— Aim —
Leave the pictures out and transcribe every record exactly.

— Extracted records —
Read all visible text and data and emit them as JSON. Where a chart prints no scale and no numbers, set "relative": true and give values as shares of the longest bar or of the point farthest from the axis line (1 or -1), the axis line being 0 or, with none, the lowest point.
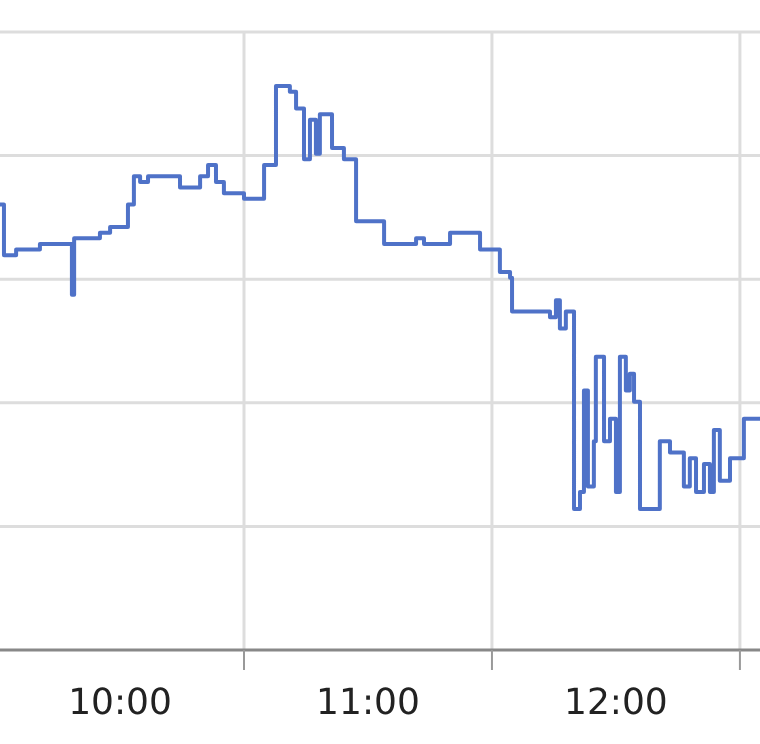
{
  "chart_data": {
    "type": "step",
    "relative": true,
    "grid": true,
    "legend": false,
    "xlim": [
      9.516,
      12.581
    ],
    "xticks": [
      {
        "value": 10,
        "label": "10:00"
      },
      {
        "value": 10.5,
        "label": null
      },
      {
        "value": 11,
        "label": "11:00"
      },
      {
        "value": 11.5,
        "label": null
      },
      {
        "value": 12,
        "label": "12:00"
      },
      {
        "value": 12.5,
        "label": null
      }
    ],
    "series": [
      {
        "color": "#4f72c8",
        "x": [
          9.516,
          9.532,
          9.581,
          9.621,
          9.677,
          9.758,
          9.806,
          9.815,
          9.919,
          9.96,
          10.032,
          10.056,
          10.081,
          10.113,
          10.242,
          10.323,
          10.355,
          10.387,
          10.419,
          10.5,
          10.548,
          10.581,
          10.629,
          10.685,
          10.71,
          10.742,
          10.766,
          10.79,
          10.806,
          10.839,
          10.855,
          10.903,
          10.952,
          11.065,
          11.194,
          11.226,
          11.331,
          11.419,
          11.452,
          11.532,
          11.573,
          11.581,
          11.734,
          11.758,
          11.774,
          11.798,
          11.831,
          11.855,
          11.871,
          11.887,
          11.911,
          11.919,
          11.952,
          11.976,
          12.0,
          12.016,
          12.04,
          12.056,
          12.073,
          12.097,
          12.177,
          12.218,
          12.274,
          12.298,
          12.323,
          12.355,
          12.379,
          12.395,
          12.419,
          12.46,
          12.516,
          12.581
        ],
        "values": [
          0.79,
          0.7,
          0.71,
          0.71,
          0.72,
          0.72,
          0.63,
          0.73,
          0.74,
          0.75,
          0.79,
          0.84,
          0.83,
          0.84,
          0.82,
          0.84,
          0.86,
          0.83,
          0.81,
          0.8,
          0.8,
          0.86,
          1,
          0.99,
          0.96,
          0.87,
          0.94,
          0.88,
          0.95,
          0.95,
          0.89,
          0.87,
          0.76,
          0.72,
          0.73,
          0.72,
          0.74,
          0.74,
          0.71,
          0.67,
          0.66,
          0.6,
          0.59,
          0.62,
          0.57,
          0.6,
          0.25,
          0.28,
          0.46,
          0.29,
          0.37,
          0.52,
          0.37,
          0.41,
          0.28,
          0.52,
          0.46,
          0.49,
          0.44,
          0.25,
          0.37,
          0.35,
          0.29,
          0.34,
          0.28,
          0.33,
          0.28,
          0.39,
          0.3,
          0.34,
          0.41,
          0.41
        ]
      }
    ]
  }
}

— Exercise solution —
Read all visible text and data and emit them as JSON. Where a chart prints no scale and no numbers, set "relative": true and give values as shares of the longest bar or of the point farthest from the axis line (1 or -1), the axis line being 0 or, with none, the lowest point.
{
  "chart_data": {
    "type": "step",
    "relative": true,
    "grid": true,
    "legend": false,
    "xlim": [
      9.516,
      12.581
    ],
    "xticks": [
      {
        "value": 10,
        "label": "10:00"
      },
      {
        "value": 10.5,
        "label": null
      },
      {
        "value": 11,
        "label": "11:00"
      },
      {
        "value": 11.5,
        "label": null
      },
      {
        "value": 12,
        "label": "12:00"
      },
      {
        "value": 12.5,
        "label": null
      }
    ],
    "series": [
      {
        "color": "#4f72c8",
        "x": [
          9.516,
          9.532,
          9.581,
          9.621,
          9.677,
          9.758,
          9.806,
          9.815,
          9.919,
          9.96,
          10.032,
          10.056,
          10.081,
          10.113,
          10.242,
          10.323,
          10.355,
          10.387,
          10.419,
          10.5,
          10.548,
          10.581,
          10.629,
          10.685,
          10.71,
          10.742,
          10.766,
          10.79,
          10.806,
          10.839,
          10.855,
          10.903,
          10.952,
          11.065,
          11.194,
          11.226,
          11.331,
          11.419,
          11.452,
          11.532,
          11.573,
          11.581,
          11.734,
          11.758,
          11.774,
          11.798,
          11.831,
          11.855,
          11.871,
          11.887,
          11.911,
          11.919,
          11.952,
          11.976,
          12.0,
          12.016,
          12.04,
          12.056,
          12.073,
          12.097,
          12.177,
          12.218,
          12.274,
          12.298,
          12.323,
          12.355,
          12.379,
          12.395,
          12.419,
          12.46,
          12.516,
          12.581
        ],
        "values": [
          0.79,
          0.7,
          0.71,
          0.71,
          0.72,
          0.72,
          0.63,
          0.73,
          0.74,
          0.75,
          0.79,
          0.84,
          0.83,
          0.84,
          0.82,
          0.84,
          0.86,
          0.83,
          0.81,
          0.8,
          0.8,
          0.86,
          1,
          0.99,
          0.96,
          0.87,
          0.94,
          0.88,
          0.95,
          0.95,
          0.89,
          0.87,
          0.76,
          0.72,
          0.73,
          0.72,
          0.74,
          0.74,
          0.71,
          0.67,
          0.66,
          0.6,
          0.59,
          0.62,
          0.57,
          0.6,
          0.25,
          0.28,
          0.46,
          0.29,
          0.37,
          0.52,
          0.37,
          0.41,
          0.28,
          0.52,
          0.46,
          0.49,
          0.44,
          0.25,
          0.37,
          0.35,
          0.29,
          0.34,
          0.28,
          0.33,
          0.28,
          0.39,
          0.3,
          0.34,
          0.41,
          0.41
        ]
      }
    ]
  }
}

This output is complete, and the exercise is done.